--- Start The data ---

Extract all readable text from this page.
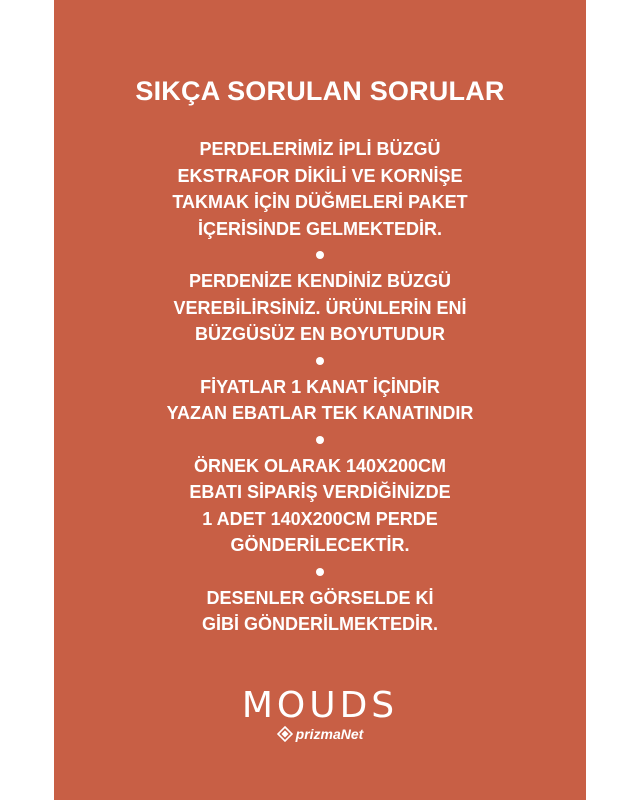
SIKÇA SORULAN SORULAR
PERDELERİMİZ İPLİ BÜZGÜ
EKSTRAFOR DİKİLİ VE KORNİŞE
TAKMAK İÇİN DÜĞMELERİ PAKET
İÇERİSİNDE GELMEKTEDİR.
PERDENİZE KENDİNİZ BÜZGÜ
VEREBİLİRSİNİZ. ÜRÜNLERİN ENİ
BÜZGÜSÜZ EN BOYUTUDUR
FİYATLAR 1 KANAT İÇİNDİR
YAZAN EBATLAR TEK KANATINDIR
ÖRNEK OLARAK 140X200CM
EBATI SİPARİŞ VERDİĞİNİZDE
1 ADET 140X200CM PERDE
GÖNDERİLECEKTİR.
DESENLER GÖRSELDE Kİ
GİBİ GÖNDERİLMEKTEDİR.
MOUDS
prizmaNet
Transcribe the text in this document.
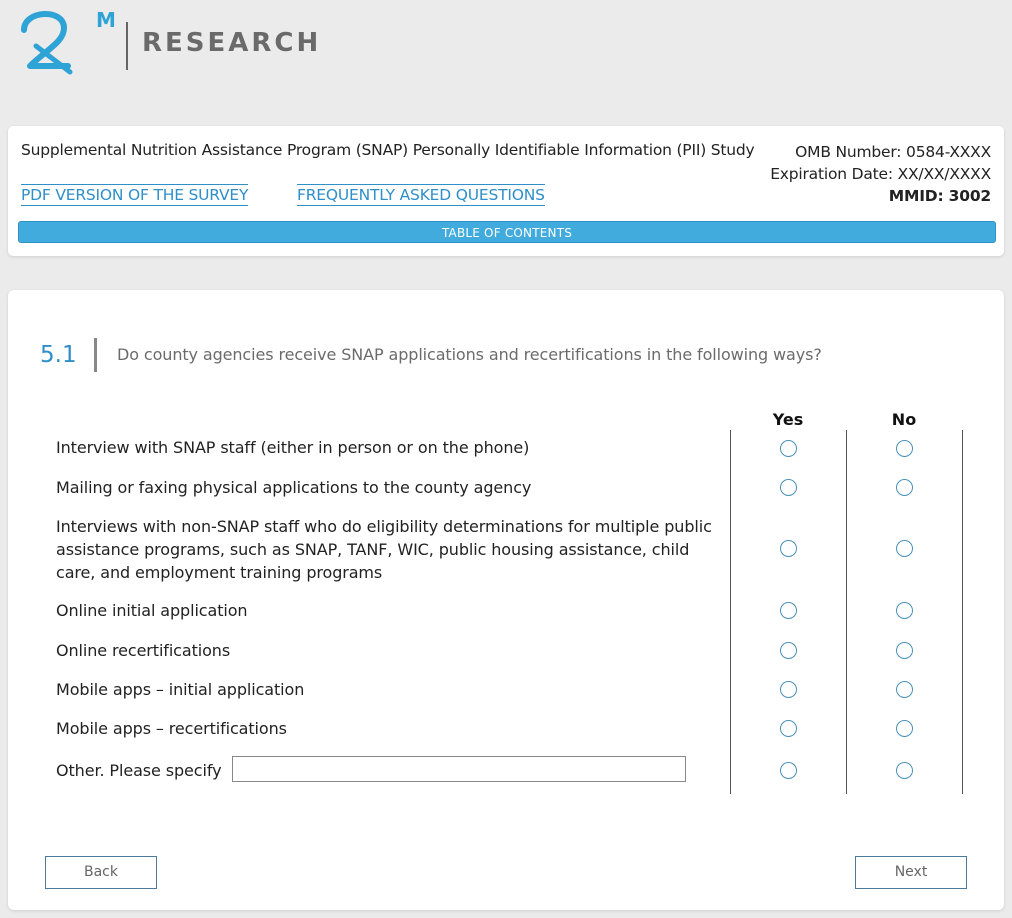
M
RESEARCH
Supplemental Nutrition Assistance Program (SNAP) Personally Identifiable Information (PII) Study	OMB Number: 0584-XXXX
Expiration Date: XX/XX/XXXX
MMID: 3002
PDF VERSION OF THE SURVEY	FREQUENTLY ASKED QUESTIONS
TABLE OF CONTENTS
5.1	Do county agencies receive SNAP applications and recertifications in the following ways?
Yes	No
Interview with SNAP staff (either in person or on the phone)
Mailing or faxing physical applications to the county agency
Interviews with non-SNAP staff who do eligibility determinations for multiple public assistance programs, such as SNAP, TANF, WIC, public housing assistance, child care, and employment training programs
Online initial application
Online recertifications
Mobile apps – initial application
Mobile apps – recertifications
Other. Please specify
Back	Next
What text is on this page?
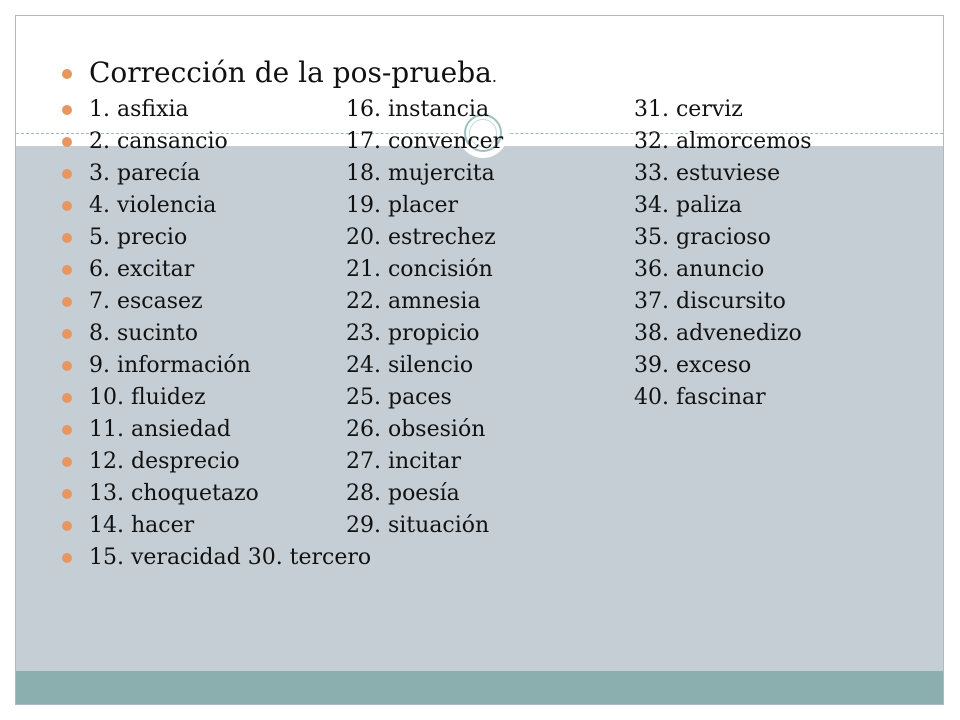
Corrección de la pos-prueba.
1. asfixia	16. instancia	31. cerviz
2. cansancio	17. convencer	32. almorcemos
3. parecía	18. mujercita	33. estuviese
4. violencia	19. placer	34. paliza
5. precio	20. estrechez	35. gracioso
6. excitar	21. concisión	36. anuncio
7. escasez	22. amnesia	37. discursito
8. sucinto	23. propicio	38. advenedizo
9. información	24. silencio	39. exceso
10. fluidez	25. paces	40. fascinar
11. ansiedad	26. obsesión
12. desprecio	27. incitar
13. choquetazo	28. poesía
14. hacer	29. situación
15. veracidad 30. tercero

--- End The data ---

[Stated task] Print all of the entries word for word. Omit the pictures they contain.

[Written solution]
Extract all readable text from this page.
SIKÇA SORULAN SORULAR
PERDELERİMİZ İPLİ BÜZGÜ
EKSTRAFOR DİKİLİ VE KORNİŞE
TAKMAK İÇİN DÜĞMELERİ PAKET
İÇERİSİNDE GELMEKTEDİR.
PERDENİZE KENDİNİZ BÜZGÜ
VEREBİLİRSİNİZ. ÜRÜNLERİN ENİ
BÜZGÜSÜZ EN BOYUTUDUR
FİYATLAR 1 KANAT İÇİNDİR
YAZAN EBATLAR TEK KANATINDIR
ÖRNEK OLARAK 140X200CM
EBATI SİPARİŞ VERDİĞİNİZDE
1 ADET 140X200CM PERDE
GÖNDERİLECEKTİR.
DESENLER GÖRSELDE Kİ
GİBİ GÖNDERİLMEKTEDİR.
MOUDS
prizmaNet
Transcribe the text in this document.
M
RESEARCH
Supplemental Nutrition Assistance Program (SNAP) Personally Identifiable Information (PII) Study	OMB Number: 0584-XXXX
Expiration Date: XX/XX/XXXX
MMID: 3002
PDF VERSION OF THE SURVEY	FREQUENTLY ASKED QUESTIONS
TABLE OF CONTENTS
5.1	Do county agencies receive SNAP applications and recertifications in the following ways?
Yes	No
Interview with SNAP staff (either in person or on the phone)
Mailing or faxing physical applications to the county agency
Interviews with non-SNAP staff who do eligibility determinations for multiple public assistance programs, such as SNAP, TANF, WIC, public housing assistance, child care, and employment training programs
Online initial application
Online recertifications
Mobile apps – initial application
Mobile apps – recertifications
Other. Please specify
Back	Next
What text is on this page?
Corrección de la pos-prueba.
1. asfixia	16. instancia	31. cerviz
2. cansancio	17. convencer	32. almorcemos
3. parecía	18. mujercita	33. estuviese
4. violencia	19. placer	34. paliza
5. precio	20. estrechez	35. gracioso
6. excitar	21. concisión	36. anuncio
7. escasez	22. amnesia	37. discursito
8. sucinto	23. propicio	38. advenedizo
9. información	24. silencio	39. exceso
10. fluidez	25. paces	40. fascinar
11. ansiedad	26. obsesión
12. desprecio	27. incitar
13. choquetazo	28. poesía
14. hacer	29. situación
15. veracidad 30. tercero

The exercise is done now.